● **Aim**: Return all of the entries word for word, but omit the pictures they contain.

(Extracted data entries)

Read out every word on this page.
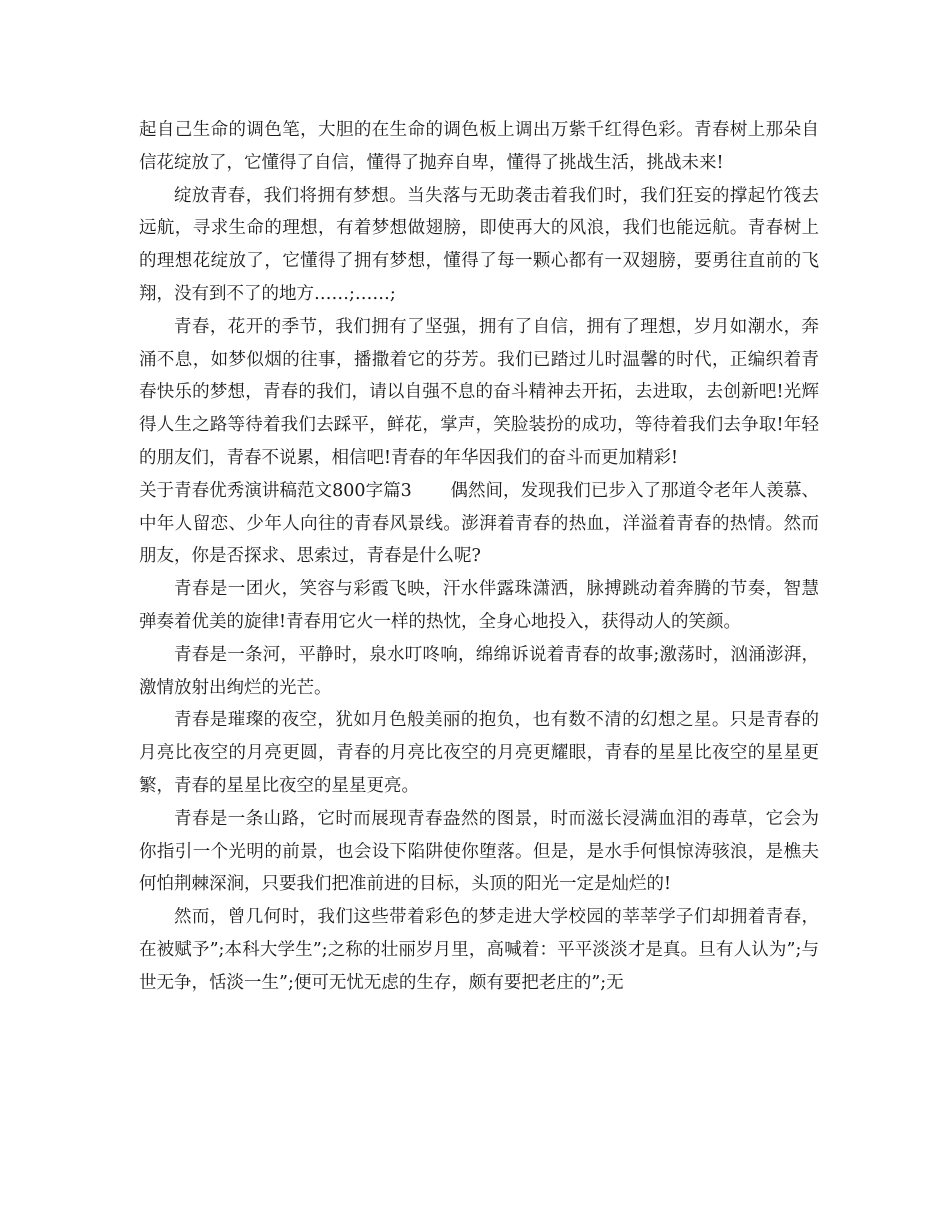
起自己生命的调色笔，大胆的在生命的调色板上调出万紫千红得色彩。青春树上那朵自信花绽放了，它懂得了自信，懂得了抛弃自卑，懂得了挑战生活，挑战未来!

绽放青春，我们将拥有梦想。当失落与无助袭击着我们时，我们狂妄的撑起竹筏去远航，寻求生命的理想，有着梦想做翅膀，即使再大的风浪，我们也能远航。青春树上的理想花绽放了，它懂得了拥有梦想，懂得了每一颗心都有一双翅膀，要勇往直前的飞翔，没有到不了的地方……;……;

青春，花开的季节，我们拥有了坚强，拥有了自信，拥有了理想，岁月如潮水，奔涌不息，如梦似烟的往事，播撒着它的芬芳。我们已踏过儿时温馨的时代，正编织着青春快乐的梦想，青春的我们，请以自强不息的奋斗精神去开拓，去进取，去创新吧!光辉得人生之路等待着我们去踩平，鲜花，掌声，笑脸装扮的成功，等待着我们去争取!年轻的朋友们，青春不说累，相信吧!青春的年华因我们的奋斗而更加精彩!

关于青春优秀演讲稿范文800字篇3 偶然间，发现我们已步入了那道令老年人羡慕、中年人留恋、少年人向往的青春风景线。澎湃着青春的热血，洋溢着青春的热情。然而朋友，你是否探求、思索过，青春是什么呢?

青春是一团火，笑容与彩霞飞映，汗水伴露珠潇洒，脉搏跳动着奔腾的节奏，智慧弹奏着优美的旋律!青春用它火一样的热忱，全身心地投入，获得动人的笑颜。

青春是一条河，平静时，泉水叮咚响，绵绵诉说着青春的故事;激荡时，汹涌澎湃，激情放射出绚烂的光芒。

青春是璀璨的夜空，犹如月色般美丽的抱负，也有数不清的幻想之星。只是青春的月亮比夜空的月亮更圆，青春的月亮比夜空的月亮更耀眼，青春的星星比夜空的星星更繁，青春的星星比夜空的星星更亮。

青春是一条山路，它时而展现青春盎然的图景，时而滋长浸满血泪的毒草，它会为你指引一个光明的前景，也会设下陷阱使你堕落。但是，是水手何惧惊涛骇浪，是樵夫何怕荆棘深涧，只要我们把准前进的目标，头顶的阳光一定是灿烂的!

然而，曾几何时，我们这些带着彩色的梦走进大学校园的莘莘学子们却拥着青春，在被赋予”;本科大学生”;之称的壮丽岁月里，高喊着：平平淡淡才是真。旦有人认为”;与世无争，恬淡一生”;便可无忧无虑的生存，颇有要把老庄的”;无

● **Full response**:
Read out every word on this page.
起自己生命的调色笔，大胆的在生命的调色板上调出万紫千红得色彩。青春树上那朵自信花绽放了，它懂得了自信，懂得了抛弃自卑，懂得了挑战生活，挑战未来!

绽放青春，我们将拥有梦想。当失落与无助袭击着我们时，我们狂妄的撑起竹筏去远航，寻求生命的理想，有着梦想做翅膀，即使再大的风浪，我们也能远航。青春树上的理想花绽放了，它懂得了拥有梦想，懂得了每一颗心都有一双翅膀，要勇往直前的飞翔，没有到不了的地方……;……;

青春，花开的季节，我们拥有了坚强，拥有了自信，拥有了理想，岁月如潮水，奔涌不息，如梦似烟的往事，播撒着它的芬芳。我们已踏过儿时温馨的时代，正编织着青春快乐的梦想，青春的我们，请以自强不息的奋斗精神去开拓，去进取，去创新吧!光辉得人生之路等待着我们去踩平，鲜花，掌声，笑脸装扮的成功，等待着我们去争取!年轻的朋友们，青春不说累，相信吧!青春的年华因我们的奋斗而更加精彩!

关于青春优秀演讲稿范文800字篇3 偶然间，发现我们已步入了那道令老年人羡慕、中年人留恋、少年人向往的青春风景线。澎湃着青春的热血，洋溢着青春的热情。然而朋友，你是否探求、思索过，青春是什么呢?

青春是一团火，笑容与彩霞飞映，汗水伴露珠潇洒，脉搏跳动着奔腾的节奏，智慧弹奏着优美的旋律!青春用它火一样的热忱，全身心地投入，获得动人的笑颜。

青春是一条河，平静时，泉水叮咚响，绵绵诉说着青春的故事;激荡时，汹涌澎湃，激情放射出绚烂的光芒。

青春是璀璨的夜空，犹如月色般美丽的抱负，也有数不清的幻想之星。只是青春的月亮比夜空的月亮更圆，青春的月亮比夜空的月亮更耀眼，青春的星星比夜空的星星更繁，青春的星星比夜空的星星更亮。

青春是一条山路，它时而展现青春盎然的图景，时而滋长浸满血泪的毒草，它会为你指引一个光明的前景，也会设下陷阱使你堕落。但是，是水手何惧惊涛骇浪，是樵夫何怕荆棘深涧，只要我们把准前进的目标，头顶的阳光一定是灿烂的!

然而，曾几何时，我们这些带着彩色的梦走进大学校园的莘莘学子们却拥着青春，在被赋予”;本科大学生”;之称的壮丽岁月里，高喊着：平平淡淡才是真。旦有人认为”;与世无争，恬淡一生”;便可无忧无虑的生存，颇有要把老庄的”;无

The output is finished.